=== Quoted text ===
┄┄┄┄┄┄

Sunday, November 28, 2004

*go yr own way, ill be with you, make mistakes and ill forgive you, home is waiting here for you when you return*
further seems forever

another long interval or nothing from me. sorry readers. i have broadband now, so i suppose my posts can become a little more frequent. we shall see. i am still without desk, so typing laying on my bed, which is like the anti-comfortable. i have to shower and eat before 9, and its presently 758, so i will try to keep this short, though im sure i will not.

well. first thing, is that i was talking to the awful boy last week, and he decided to tell me he met this *other* girl, this one lives in ARIZONA, who he has a really good time with.. which like stabbed me in the heart. brooklyn was too far, but arizona is managable? whatever. so i asked him if he could just never talk to me again, and forget me. he said he didnt think so, but that he would do whatever would help me to not be sad. so.. i guess that means he is ready to let me go. i havent gotten in touch with him, and it hurts a lot. a lot a lot. he wants to be friends, but i dont think we have a friendship. all we had was sex for him and love for me. nothing else. we cant, like, hang out. he cant talk to me about his long distance arizona via boise girl. i cant handle it. he breaks my heart. so we shall see how long i go without talking to him. its been 6 days. he is in canada now. he will be home friday. its been three months since the last time we saw each other. since the last time he lied to my face. part of me wants to hang out when he gets home, but part of me says fuck it, let go....

so. thats the deal with joe. ooh his name. yes his name is joe, and he is a motherfucker, if you ever meet him, which you could since he is always on tour, you should avoid him because he cheats on his girlfriends and he has no regard for human feelings other than that of his penis.

┄┄┄┄┄┄

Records
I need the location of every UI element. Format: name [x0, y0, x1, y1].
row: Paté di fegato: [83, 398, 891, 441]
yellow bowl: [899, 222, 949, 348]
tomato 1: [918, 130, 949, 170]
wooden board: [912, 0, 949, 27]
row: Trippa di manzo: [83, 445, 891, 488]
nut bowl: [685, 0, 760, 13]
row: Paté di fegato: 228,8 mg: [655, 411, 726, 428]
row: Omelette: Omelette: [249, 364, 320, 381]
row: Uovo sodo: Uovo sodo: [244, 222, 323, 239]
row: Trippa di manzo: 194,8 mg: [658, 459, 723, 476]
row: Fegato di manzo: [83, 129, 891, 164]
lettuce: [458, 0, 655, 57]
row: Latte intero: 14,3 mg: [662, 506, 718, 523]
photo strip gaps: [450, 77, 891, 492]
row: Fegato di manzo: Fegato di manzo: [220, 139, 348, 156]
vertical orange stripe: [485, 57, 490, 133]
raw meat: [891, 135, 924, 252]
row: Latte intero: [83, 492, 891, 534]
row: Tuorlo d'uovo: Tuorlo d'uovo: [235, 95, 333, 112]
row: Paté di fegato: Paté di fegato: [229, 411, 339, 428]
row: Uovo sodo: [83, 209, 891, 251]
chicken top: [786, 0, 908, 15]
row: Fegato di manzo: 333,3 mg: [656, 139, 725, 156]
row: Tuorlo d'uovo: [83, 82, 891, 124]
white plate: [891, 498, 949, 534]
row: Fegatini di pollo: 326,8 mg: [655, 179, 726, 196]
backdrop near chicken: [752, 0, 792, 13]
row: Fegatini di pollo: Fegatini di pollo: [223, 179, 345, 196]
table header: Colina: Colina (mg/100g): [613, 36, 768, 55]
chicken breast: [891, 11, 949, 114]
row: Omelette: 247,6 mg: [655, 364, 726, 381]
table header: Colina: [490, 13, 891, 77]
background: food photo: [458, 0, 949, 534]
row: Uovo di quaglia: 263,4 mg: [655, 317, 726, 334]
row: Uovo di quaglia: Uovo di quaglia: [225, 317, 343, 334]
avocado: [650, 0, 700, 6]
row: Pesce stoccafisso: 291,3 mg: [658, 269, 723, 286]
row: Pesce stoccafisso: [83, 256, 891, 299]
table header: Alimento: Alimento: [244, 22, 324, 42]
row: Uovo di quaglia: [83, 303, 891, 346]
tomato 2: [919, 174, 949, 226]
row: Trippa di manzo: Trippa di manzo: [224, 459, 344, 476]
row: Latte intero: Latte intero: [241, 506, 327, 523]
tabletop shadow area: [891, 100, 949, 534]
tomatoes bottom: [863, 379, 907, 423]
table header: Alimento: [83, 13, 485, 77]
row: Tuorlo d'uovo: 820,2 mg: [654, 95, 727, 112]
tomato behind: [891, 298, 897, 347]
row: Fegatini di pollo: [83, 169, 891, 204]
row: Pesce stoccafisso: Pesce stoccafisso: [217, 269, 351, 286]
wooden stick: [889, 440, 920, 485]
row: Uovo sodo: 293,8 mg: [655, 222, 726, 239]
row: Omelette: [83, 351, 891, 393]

┄┄┄┄┄┄

=== What to work on ===
**a.** List every row in the Records that contains the string "photo", treating uppercase and lowercase as different.
**b.** Go on with the blog entry about Joe, picking up right after its final sentence.

=== Expected responses ===
**a.**
photo strip gaps: [450, 77, 891, 492]
background: food photo: [458, 0, 949, 534]

**b.**
this weekend was good, though. friday i went into the city.. met up with twon at barnes and noble, bought the virgin suicides and this other book called look at me, which seems to have the same idea as, or at least similarities to, invisible monsters. then we headed over to virgin, he bought the urbz and some dvds. then we went to his apartment in crown heights. we got there at like.. 5ish, i would say. brian, his roommate, had a bong packed, and we started smoking at 5.. i hadnt smoked in a while, so i hit it twice, and i was good. drank some cokes, ordered chinese.. we watched soooo many movies.. um, school of rock, legally blonde 2, the girl next door, this is spinal tap.. we watched some episodes of the simpsons, i feel like there were other movies watched as well, but i guess not.. kim, twons fiance, got home at like 12, we had smores rice krispy treats that brian made.. yum. we smoked so much i swear my head was covered in fog by the end of the night. it was wonderful. twon went to bed at like 2, then kim went, then brian went, and so i was asleep prob by like 330ish. muy uncomfortable, the couch wasnt big enough for me, but eh. i woke up before 11 to some loud music. boo. so i got up and watched some tv on my own. then twon got up. we walked kim to the subway for work, got some lunch at the grocery store. he played the urbz for a while, i read jane and watched him. i showered, then we went into manhattan to meet up with gaston. we met him at the w in union square, then i went over to this bar on 19th called ora where my friend gabe is working now. said hi for like 3 minutes, then we headed down to little italy. ate at this place called sal's.. then we saw this installation art thing called the dream house, which i HATED. seriously, HATED. it was loud and boring, and gaston described it as laying in the womb of someone who is meditating, like 'ohm' but yah. there was this one frequency which really hurt my ears and i just couldnt enjoy it. you dont take uptight people to noisy places, ok? ok. so then gaston went to see this band, and twon and i got the R train up to times square.. went to chevy's, saw bart, baxter, jolynn, rebecca, gregg, jim, wendy.. lots of cats were there which made me happy. saw derek, and we made plans to go to smith's when he was done, so gregg cut him. twon and i went over to virgin where i purchased tony hawk underground 2, and then he went to get kim, while i waited for derek...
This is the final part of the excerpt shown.